◆ **What is asked**:
Go through the records and show each line where the word "Frequency" occurs.

::::::

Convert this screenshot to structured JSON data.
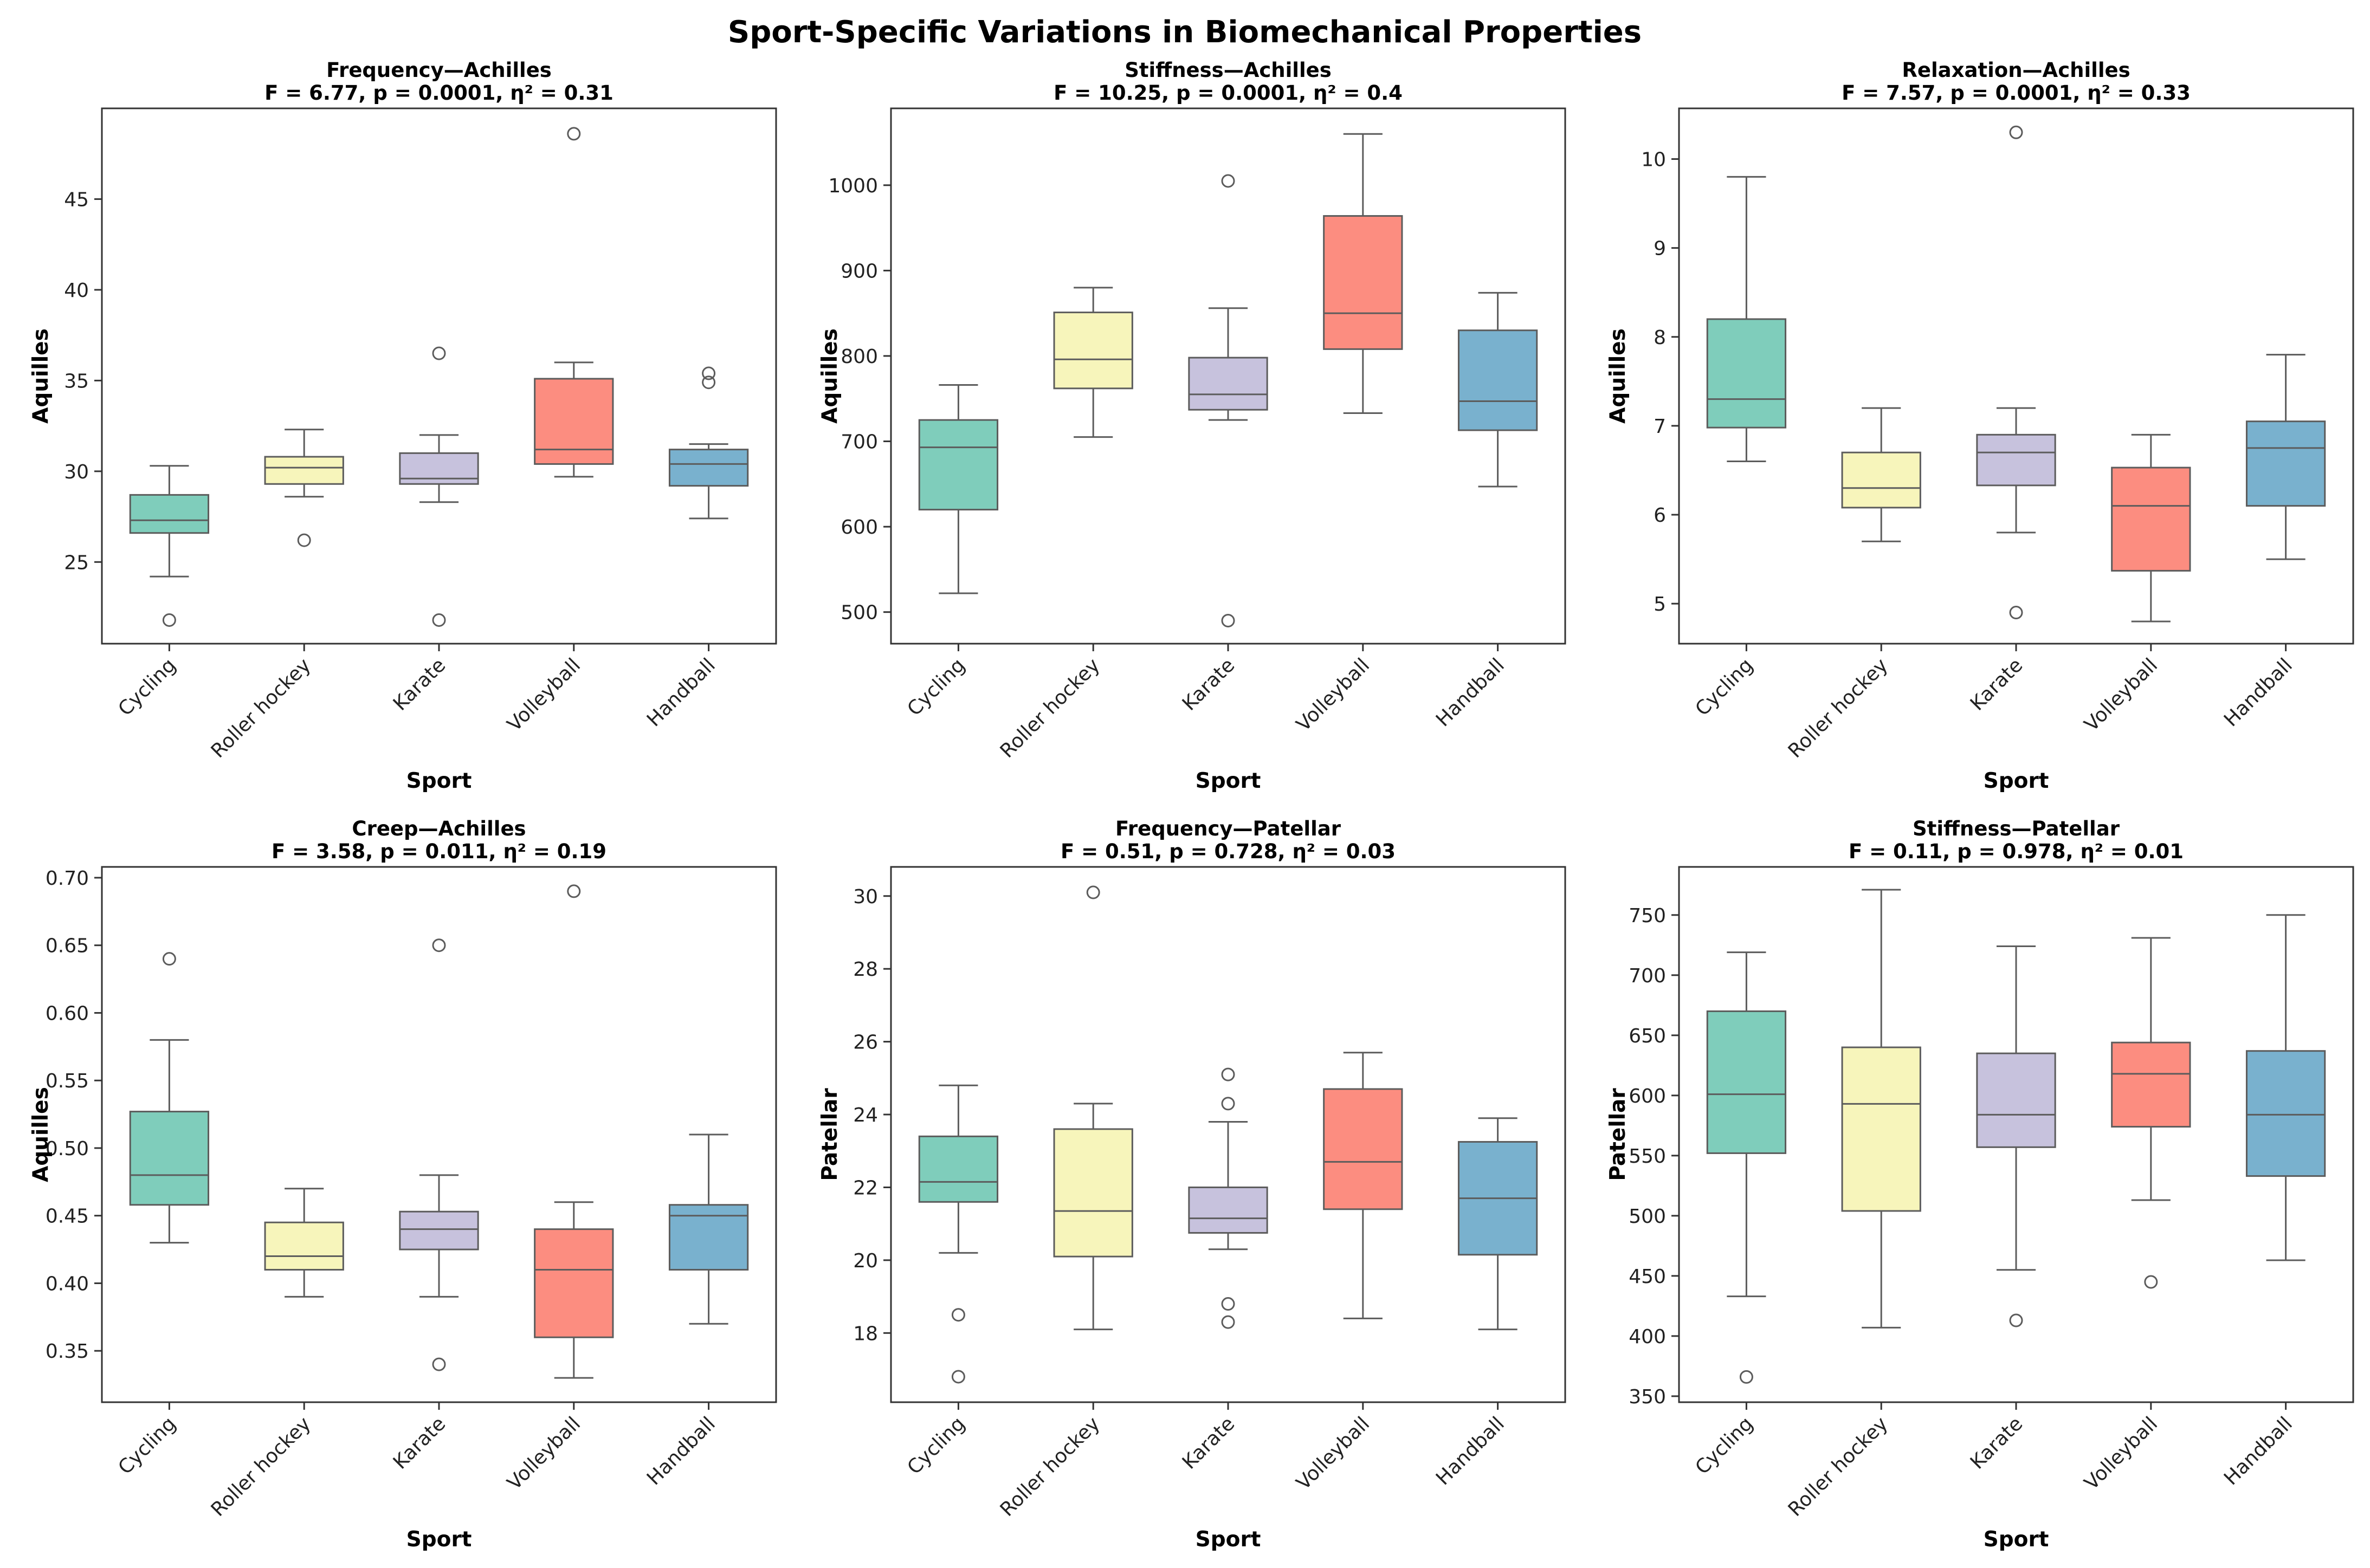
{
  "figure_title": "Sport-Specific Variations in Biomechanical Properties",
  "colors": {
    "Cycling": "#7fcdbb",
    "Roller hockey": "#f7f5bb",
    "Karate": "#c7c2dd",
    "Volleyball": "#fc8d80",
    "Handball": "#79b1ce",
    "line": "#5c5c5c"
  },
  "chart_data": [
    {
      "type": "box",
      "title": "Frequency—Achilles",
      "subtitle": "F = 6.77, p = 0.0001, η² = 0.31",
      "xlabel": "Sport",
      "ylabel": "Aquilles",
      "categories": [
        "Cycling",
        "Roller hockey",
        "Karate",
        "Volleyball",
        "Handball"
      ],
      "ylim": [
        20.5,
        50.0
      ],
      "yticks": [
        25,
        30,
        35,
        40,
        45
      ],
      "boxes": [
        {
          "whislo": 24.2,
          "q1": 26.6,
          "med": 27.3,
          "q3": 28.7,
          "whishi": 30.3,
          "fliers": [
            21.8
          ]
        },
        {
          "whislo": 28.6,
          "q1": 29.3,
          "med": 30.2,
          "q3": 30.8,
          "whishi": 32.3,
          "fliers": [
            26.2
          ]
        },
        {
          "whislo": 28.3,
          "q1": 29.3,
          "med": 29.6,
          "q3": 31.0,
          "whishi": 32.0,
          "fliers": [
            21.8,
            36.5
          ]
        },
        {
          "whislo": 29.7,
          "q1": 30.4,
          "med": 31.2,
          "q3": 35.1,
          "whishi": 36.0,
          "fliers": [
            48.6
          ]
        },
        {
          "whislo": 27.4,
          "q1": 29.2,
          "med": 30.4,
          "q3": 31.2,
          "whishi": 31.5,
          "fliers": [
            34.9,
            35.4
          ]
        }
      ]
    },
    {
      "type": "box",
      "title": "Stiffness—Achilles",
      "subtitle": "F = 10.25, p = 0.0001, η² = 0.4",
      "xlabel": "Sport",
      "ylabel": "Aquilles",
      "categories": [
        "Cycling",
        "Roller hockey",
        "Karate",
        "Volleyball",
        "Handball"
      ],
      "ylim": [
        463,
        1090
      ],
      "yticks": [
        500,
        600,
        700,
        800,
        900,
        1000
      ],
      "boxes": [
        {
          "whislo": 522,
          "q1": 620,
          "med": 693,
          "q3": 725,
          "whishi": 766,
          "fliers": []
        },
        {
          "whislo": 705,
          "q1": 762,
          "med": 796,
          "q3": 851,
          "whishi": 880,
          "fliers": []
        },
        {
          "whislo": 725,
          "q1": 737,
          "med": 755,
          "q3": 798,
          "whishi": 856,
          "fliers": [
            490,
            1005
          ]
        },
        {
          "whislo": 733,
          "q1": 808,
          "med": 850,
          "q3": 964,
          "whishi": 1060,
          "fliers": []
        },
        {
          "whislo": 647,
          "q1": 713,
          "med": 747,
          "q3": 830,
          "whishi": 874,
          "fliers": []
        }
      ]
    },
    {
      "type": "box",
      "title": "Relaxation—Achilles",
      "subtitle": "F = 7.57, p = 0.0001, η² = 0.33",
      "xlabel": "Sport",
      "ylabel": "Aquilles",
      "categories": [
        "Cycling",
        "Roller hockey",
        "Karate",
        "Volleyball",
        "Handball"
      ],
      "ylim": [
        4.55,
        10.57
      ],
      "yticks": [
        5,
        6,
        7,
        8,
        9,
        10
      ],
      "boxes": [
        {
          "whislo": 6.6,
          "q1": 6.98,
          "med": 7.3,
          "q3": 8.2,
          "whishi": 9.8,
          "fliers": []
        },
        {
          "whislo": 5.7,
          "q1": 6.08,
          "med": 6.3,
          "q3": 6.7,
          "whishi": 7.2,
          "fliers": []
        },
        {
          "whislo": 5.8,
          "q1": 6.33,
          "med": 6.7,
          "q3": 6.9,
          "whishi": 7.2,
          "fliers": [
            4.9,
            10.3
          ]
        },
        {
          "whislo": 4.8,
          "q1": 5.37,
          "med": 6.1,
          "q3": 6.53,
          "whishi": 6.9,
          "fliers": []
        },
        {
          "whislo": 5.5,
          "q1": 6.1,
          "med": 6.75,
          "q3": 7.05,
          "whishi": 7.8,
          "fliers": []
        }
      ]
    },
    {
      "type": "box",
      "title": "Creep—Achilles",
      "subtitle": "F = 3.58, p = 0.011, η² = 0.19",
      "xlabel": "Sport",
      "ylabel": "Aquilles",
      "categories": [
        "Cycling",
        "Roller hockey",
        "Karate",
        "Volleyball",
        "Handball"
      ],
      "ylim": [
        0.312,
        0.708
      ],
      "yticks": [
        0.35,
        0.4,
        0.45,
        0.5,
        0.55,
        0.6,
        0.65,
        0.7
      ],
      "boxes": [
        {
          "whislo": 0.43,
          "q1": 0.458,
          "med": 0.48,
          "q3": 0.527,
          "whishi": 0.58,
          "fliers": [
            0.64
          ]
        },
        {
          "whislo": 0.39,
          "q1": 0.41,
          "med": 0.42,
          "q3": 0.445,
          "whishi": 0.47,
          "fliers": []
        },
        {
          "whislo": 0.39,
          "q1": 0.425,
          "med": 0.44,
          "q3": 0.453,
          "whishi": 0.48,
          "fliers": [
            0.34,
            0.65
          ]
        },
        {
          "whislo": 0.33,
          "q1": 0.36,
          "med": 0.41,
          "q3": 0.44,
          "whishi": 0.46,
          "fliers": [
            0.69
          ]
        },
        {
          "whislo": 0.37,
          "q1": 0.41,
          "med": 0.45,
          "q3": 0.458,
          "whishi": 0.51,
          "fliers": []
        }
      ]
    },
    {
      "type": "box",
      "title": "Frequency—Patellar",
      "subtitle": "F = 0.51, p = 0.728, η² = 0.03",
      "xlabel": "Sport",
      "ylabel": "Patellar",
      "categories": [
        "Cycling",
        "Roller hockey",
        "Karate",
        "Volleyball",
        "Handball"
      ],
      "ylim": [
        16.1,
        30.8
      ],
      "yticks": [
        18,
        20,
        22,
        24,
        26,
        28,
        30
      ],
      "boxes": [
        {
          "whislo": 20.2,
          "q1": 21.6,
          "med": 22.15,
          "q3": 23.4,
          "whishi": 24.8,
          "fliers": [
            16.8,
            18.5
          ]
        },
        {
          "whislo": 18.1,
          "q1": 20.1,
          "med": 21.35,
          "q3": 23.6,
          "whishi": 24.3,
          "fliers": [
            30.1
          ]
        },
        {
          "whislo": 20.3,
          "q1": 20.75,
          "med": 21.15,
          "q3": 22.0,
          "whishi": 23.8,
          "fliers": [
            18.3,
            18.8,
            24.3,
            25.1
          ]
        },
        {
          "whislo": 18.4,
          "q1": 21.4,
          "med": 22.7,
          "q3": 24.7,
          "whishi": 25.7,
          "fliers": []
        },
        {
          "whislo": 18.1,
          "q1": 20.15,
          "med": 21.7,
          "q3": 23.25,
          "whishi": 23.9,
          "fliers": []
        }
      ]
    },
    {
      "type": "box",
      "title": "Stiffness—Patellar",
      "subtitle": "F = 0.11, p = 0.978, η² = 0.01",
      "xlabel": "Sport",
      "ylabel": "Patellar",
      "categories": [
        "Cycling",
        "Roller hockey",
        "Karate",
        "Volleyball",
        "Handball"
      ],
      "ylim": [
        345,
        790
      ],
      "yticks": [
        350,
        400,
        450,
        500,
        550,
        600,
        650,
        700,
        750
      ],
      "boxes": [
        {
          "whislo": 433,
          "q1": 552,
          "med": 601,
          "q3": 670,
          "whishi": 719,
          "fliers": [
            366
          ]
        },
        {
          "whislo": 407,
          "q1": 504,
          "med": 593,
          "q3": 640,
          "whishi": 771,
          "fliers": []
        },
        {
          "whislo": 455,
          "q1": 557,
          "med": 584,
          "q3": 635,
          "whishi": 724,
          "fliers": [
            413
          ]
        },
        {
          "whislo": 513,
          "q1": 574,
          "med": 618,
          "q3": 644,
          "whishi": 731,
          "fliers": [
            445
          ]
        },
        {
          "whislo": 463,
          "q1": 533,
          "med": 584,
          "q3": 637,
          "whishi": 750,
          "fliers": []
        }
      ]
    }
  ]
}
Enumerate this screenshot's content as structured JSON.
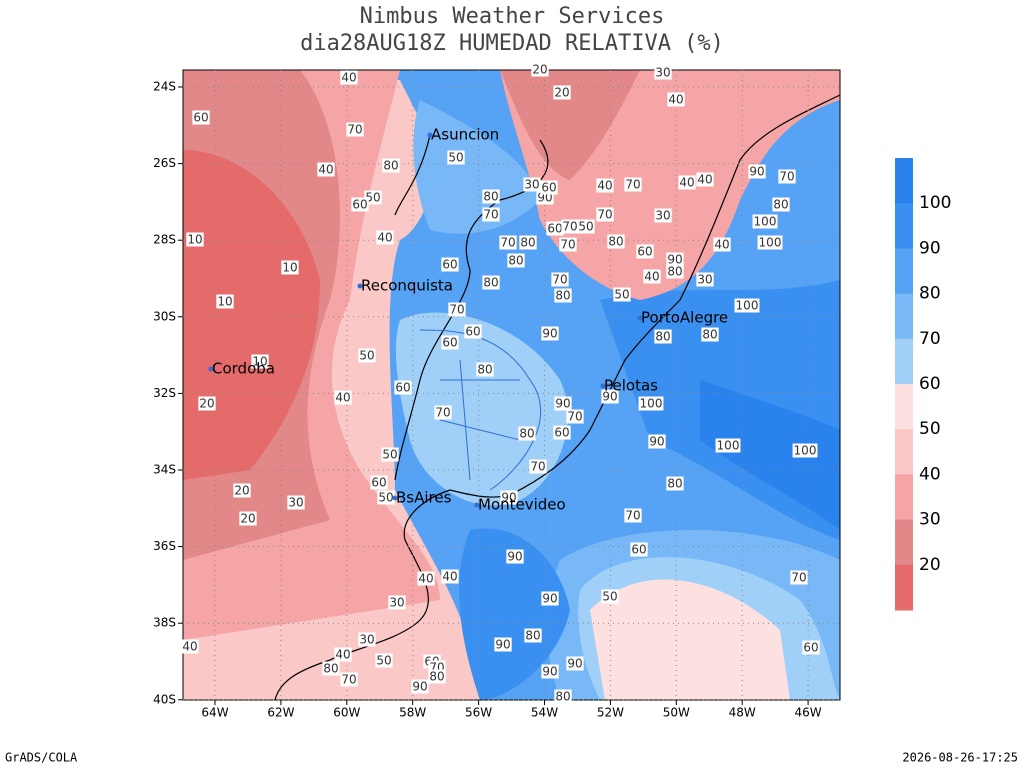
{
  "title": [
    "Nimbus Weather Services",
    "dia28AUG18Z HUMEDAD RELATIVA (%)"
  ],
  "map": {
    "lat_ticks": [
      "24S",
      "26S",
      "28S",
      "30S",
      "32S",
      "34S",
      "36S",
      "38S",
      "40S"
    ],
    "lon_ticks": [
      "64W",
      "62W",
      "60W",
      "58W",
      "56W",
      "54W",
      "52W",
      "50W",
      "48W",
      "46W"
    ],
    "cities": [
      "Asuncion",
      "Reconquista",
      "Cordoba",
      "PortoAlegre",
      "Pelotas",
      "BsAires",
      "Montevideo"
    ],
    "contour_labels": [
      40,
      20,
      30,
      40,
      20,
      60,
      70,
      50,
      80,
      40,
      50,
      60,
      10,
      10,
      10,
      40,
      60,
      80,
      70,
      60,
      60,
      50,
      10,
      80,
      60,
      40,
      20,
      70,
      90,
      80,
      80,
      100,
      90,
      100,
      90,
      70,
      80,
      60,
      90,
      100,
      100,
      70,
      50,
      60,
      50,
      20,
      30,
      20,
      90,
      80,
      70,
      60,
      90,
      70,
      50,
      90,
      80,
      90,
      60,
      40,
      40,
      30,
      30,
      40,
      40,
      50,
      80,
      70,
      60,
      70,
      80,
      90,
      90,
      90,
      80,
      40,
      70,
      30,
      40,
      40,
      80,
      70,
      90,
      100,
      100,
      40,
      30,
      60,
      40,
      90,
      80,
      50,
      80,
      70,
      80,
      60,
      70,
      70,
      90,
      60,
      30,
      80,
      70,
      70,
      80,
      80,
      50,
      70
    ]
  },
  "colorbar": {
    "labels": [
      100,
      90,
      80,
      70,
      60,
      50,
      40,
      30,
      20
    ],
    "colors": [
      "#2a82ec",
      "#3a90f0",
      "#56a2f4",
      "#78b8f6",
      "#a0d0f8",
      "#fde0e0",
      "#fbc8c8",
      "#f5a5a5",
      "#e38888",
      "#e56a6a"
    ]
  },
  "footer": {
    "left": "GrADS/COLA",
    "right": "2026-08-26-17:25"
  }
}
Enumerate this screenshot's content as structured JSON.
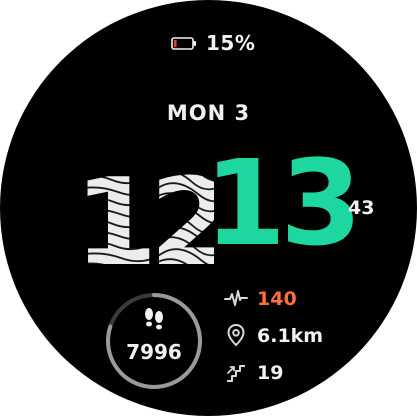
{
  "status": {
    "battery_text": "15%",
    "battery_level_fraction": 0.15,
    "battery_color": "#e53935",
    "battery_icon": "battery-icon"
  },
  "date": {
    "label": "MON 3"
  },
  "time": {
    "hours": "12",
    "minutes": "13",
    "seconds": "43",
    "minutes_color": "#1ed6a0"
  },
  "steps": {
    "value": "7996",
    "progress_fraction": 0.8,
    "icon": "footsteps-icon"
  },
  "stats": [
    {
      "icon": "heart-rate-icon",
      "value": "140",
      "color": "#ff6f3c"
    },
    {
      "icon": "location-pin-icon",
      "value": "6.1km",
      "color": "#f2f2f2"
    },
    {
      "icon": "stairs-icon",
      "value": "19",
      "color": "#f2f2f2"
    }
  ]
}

::::::

◆ **Solution for this problem**:
      "title": "Frequency—Achilles",
      "title": "Frequency—Patellar",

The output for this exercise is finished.